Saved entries
_ _ _ _ _

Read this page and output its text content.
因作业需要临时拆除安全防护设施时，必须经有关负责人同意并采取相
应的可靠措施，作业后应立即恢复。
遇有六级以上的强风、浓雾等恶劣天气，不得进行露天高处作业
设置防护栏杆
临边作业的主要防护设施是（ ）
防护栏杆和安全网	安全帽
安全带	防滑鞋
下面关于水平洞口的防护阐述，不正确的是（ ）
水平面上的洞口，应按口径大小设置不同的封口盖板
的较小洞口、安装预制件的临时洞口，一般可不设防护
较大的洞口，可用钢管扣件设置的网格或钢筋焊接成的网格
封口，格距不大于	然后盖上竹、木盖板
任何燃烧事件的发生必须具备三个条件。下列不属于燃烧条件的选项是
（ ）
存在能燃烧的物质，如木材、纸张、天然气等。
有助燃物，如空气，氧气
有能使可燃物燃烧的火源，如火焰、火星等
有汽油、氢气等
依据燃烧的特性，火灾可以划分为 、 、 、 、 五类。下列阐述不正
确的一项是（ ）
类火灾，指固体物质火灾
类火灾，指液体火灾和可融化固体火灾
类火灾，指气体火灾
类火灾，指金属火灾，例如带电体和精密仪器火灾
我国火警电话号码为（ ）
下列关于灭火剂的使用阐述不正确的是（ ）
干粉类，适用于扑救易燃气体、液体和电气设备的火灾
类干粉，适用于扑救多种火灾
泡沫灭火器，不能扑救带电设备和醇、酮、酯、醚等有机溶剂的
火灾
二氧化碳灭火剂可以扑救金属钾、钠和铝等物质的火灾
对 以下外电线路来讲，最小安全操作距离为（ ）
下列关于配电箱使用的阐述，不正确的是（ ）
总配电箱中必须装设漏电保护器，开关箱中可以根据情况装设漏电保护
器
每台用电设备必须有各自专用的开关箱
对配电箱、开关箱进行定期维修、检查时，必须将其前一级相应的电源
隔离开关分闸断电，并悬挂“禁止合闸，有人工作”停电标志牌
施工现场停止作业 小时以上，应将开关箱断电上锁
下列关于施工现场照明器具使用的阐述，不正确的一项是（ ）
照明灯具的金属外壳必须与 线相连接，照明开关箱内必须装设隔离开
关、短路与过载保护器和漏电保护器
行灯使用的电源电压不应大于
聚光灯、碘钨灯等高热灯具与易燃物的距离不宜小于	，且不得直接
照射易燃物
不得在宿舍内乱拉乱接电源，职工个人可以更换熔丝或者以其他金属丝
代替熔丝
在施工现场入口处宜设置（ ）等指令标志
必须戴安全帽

_ _ _ _ _

» Task to carry out
Take the data above and return it exactly.

» Result for this exercise
Read this page and output its text content.
因作业需要临时拆除安全防护设施时，必须经有关负责人同意并采取相
应的可靠措施，作业后应立即恢复。
遇有六级以上的强风、浓雾等恶劣天气，不得进行露天高处作业
设置防护栏杆
临边作业的主要防护设施是（ ）
防护栏杆和安全网	安全帽
安全带	防滑鞋
下面关于水平洞口的防护阐述，不正确的是（ ）
水平面上的洞口，应按口径大小设置不同的封口盖板
的较小洞口、安装预制件的临时洞口，一般可不设防护
较大的洞口，可用钢管扣件设置的网格或钢筋焊接成的网格
封口，格距不大于	然后盖上竹、木盖板
任何燃烧事件的发生必须具备三个条件。下列不属于燃烧条件的选项是
（ ）
存在能燃烧的物质，如木材、纸张、天然气等。
有助燃物，如空气，氧气
有能使可燃物燃烧的火源，如火焰、火星等
有汽油、氢气等
依据燃烧的特性，火灾可以划分为 、 、 、 、 五类。下列阐述不正
确的一项是（ ）
类火灾，指固体物质火灾
类火灾，指液体火灾和可融化固体火灾
类火灾，指气体火灾
类火灾，指金属火灾，例如带电体和精密仪器火灾
我国火警电话号码为（ ）
下列关于灭火剂的使用阐述不正确的是（ ）
干粉类，适用于扑救易燃气体、液体和电气设备的火灾
类干粉，适用于扑救多种火灾
泡沫灭火器，不能扑救带电设备和醇、酮、酯、醚等有机溶剂的
火灾
二氧化碳灭火剂可以扑救金属钾、钠和铝等物质的火灾
对 以下外电线路来讲，最小安全操作距离为（ ）
下列关于配电箱使用的阐述，不正确的是（ ）
总配电箱中必须装设漏电保护器，开关箱中可以根据情况装设漏电保护
器
每台用电设备必须有各自专用的开关箱
对配电箱、开关箱进行定期维修、检查时，必须将其前一级相应的电源
隔离开关分闸断电，并悬挂“禁止合闸，有人工作”停电标志牌
施工现场停止作业 小时以上，应将开关箱断电上锁
下列关于施工现场照明器具使用的阐述，不正确的一项是（ ）
照明灯具的金属外壳必须与 线相连接，照明开关箱内必须装设隔离开
关、短路与过载保护器和漏电保护器
行灯使用的电源电压不应大于
聚光灯、碘钨灯等高热灯具与易燃物的距离不宜小于	，且不得直接
照射易燃物
不得在宿舍内乱拉乱接电源，职工个人可以更换熔丝或者以其他金属丝
代替熔丝
在施工现场入口处宜设置（ ）等指令标志
必须戴安全帽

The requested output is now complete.